### Information given
━━━━━━━━━━━━━━━━━━━━━━━━━━━━━━

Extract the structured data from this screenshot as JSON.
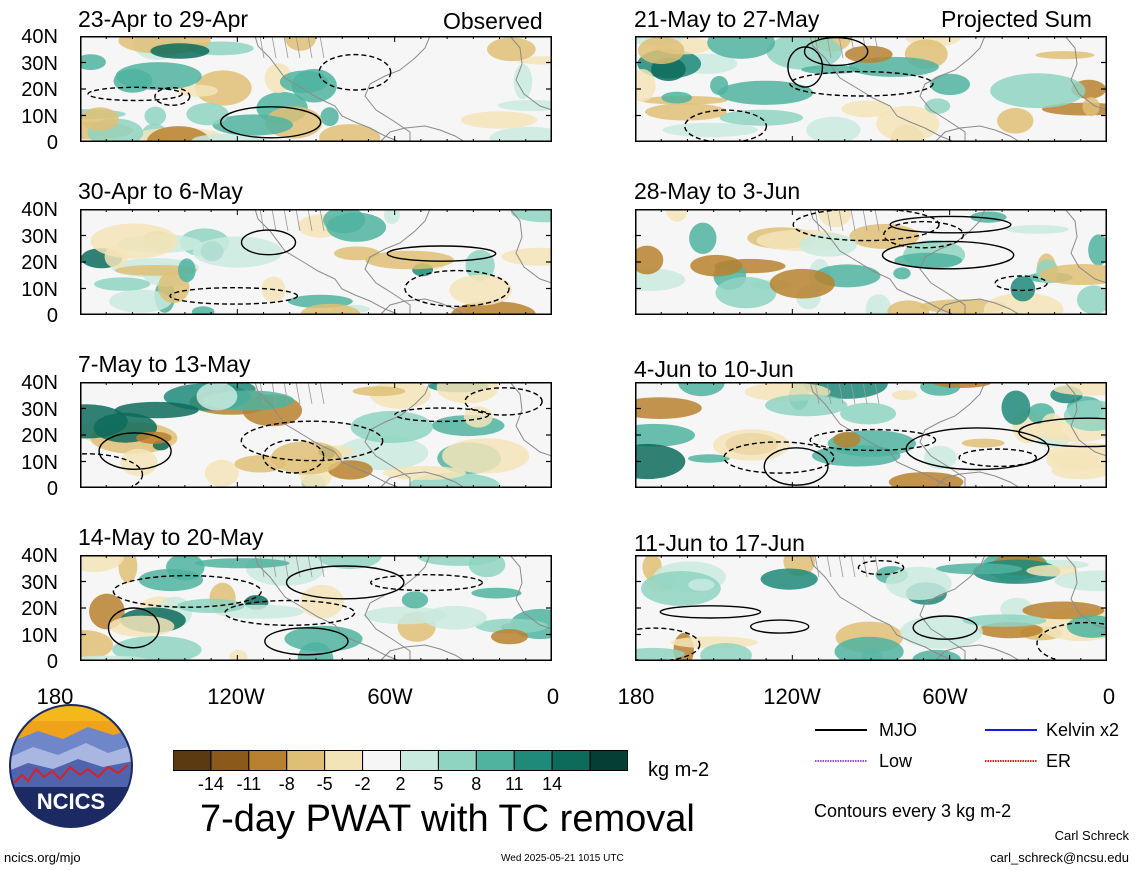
{
  "panels": [
    {
      "id": "p1",
      "title": "23-Apr to 29-Apr",
      "label": "Observed"
    },
    {
      "id": "p2",
      "title": "30-Apr to 6-May",
      "label": ""
    },
    {
      "id": "p3",
      "title": "7-May to 13-May",
      "label": ""
    },
    {
      "id": "p4",
      "title": "14-May to 20-May",
      "label": ""
    },
    {
      "id": "p5",
      "title": "21-May to 27-May",
      "label": "Projected Sum"
    },
    {
      "id": "p6",
      "title": "28-May to 3-Jun",
      "label": ""
    },
    {
      "id": "p7",
      "title": "4-Jun to 10-Jun",
      "label": ""
    },
    {
      "id": "p8",
      "title": "11-Jun to 17-Jun",
      "label": ""
    }
  ],
  "y_ticks": [
    "40N",
    "30N",
    "20N",
    "10N",
    "0"
  ],
  "x_ticks": [
    "180",
    "120W",
    "60W",
    "0"
  ],
  "colorbar": {
    "ticks": [
      "-14",
      "-11",
      "-8",
      "-5",
      "-2",
      "2",
      "5",
      "8",
      "11",
      "14"
    ],
    "unit": "kg m-2",
    "colors": [
      "#5b3a12",
      "#8b5a1b",
      "#b9812f",
      "#dfbf76",
      "#f3e4b8",
      "#f6f6f6",
      "#c9eadf",
      "#8fd3c1",
      "#4fb3a0",
      "#1f8a7a",
      "#0d6b5c",
      "#053f33"
    ]
  },
  "legend": {
    "items": [
      {
        "name": "MJO",
        "color": "#000000",
        "style": "solid"
      },
      {
        "name": "Kelvin x2",
        "color": "#1a1ae6",
        "style": "solid"
      },
      {
        "name": "Low",
        "color": "#9a4fd1",
        "style": "dotted"
      },
      {
        "name": "ER",
        "color": "#e01b1b",
        "style": "dotted"
      }
    ],
    "contours_note": "Contours every 3 kg m-2"
  },
  "main_title": "7-day PWAT with TC removal",
  "logo_text": "NCICS",
  "footer": {
    "url": "ncics.org/mjo",
    "timestamp": "Wed 2025-05-21 1015 UTC",
    "author": "Carl Schreck",
    "email": "carl_schreck@ncsu.edu"
  }
}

━━━━━━━━━━━━━━━━━━━━━━━━━━━━━━

### Aim of the task
Drop the images and repeat the data exactly.

### Reply to the exercise
Extract the structured data from this screenshot as JSON.
{
  "panels": [
    {
      "id": "p1",
      "title": "23-Apr to 29-Apr",
      "label": "Observed"
    },
    {
      "id": "p2",
      "title": "30-Apr to 6-May",
      "label": ""
    },
    {
      "id": "p3",
      "title": "7-May to 13-May",
      "label": ""
    },
    {
      "id": "p4",
      "title": "14-May to 20-May",
      "label": ""
    },
    {
      "id": "p5",
      "title": "21-May to 27-May",
      "label": "Projected Sum"
    },
    {
      "id": "p6",
      "title": "28-May to 3-Jun",
      "label": ""
    },
    {
      "id": "p7",
      "title": "4-Jun to 10-Jun",
      "label": ""
    },
    {
      "id": "p8",
      "title": "11-Jun to 17-Jun",
      "label": ""
    }
  ],
  "y_ticks": [
    "40N",
    "30N",
    "20N",
    "10N",
    "0"
  ],
  "x_ticks": [
    "180",
    "120W",
    "60W",
    "0"
  ],
  "colorbar": {
    "ticks": [
      "-14",
      "-11",
      "-8",
      "-5",
      "-2",
      "2",
      "5",
      "8",
      "11",
      "14"
    ],
    "unit": "kg m-2",
    "colors": [
      "#5b3a12",
      "#8b5a1b",
      "#b9812f",
      "#dfbf76",
      "#f3e4b8",
      "#f6f6f6",
      "#c9eadf",
      "#8fd3c1",
      "#4fb3a0",
      "#1f8a7a",
      "#0d6b5c",
      "#053f33"
    ]
  },
  "legend": {
    "items": [
      {
        "name": "MJO",
        "color": "#000000",
        "style": "solid"
      },
      {
        "name": "Kelvin x2",
        "color": "#1a1ae6",
        "style": "solid"
      },
      {
        "name": "Low",
        "color": "#9a4fd1",
        "style": "dotted"
      },
      {
        "name": "ER",
        "color": "#e01b1b",
        "style": "dotted"
      }
    ],
    "contours_note": "Contours every 3 kg m-2"
  },
  "main_title": "7-day PWAT with TC removal",
  "logo_text": "NCICS",
  "footer": {
    "url": "ncics.org/mjo",
    "timestamp": "Wed 2025-05-21 1015 UTC",
    "author": "Carl Schreck",
    "email": "carl_schreck@ncsu.edu"
  }
}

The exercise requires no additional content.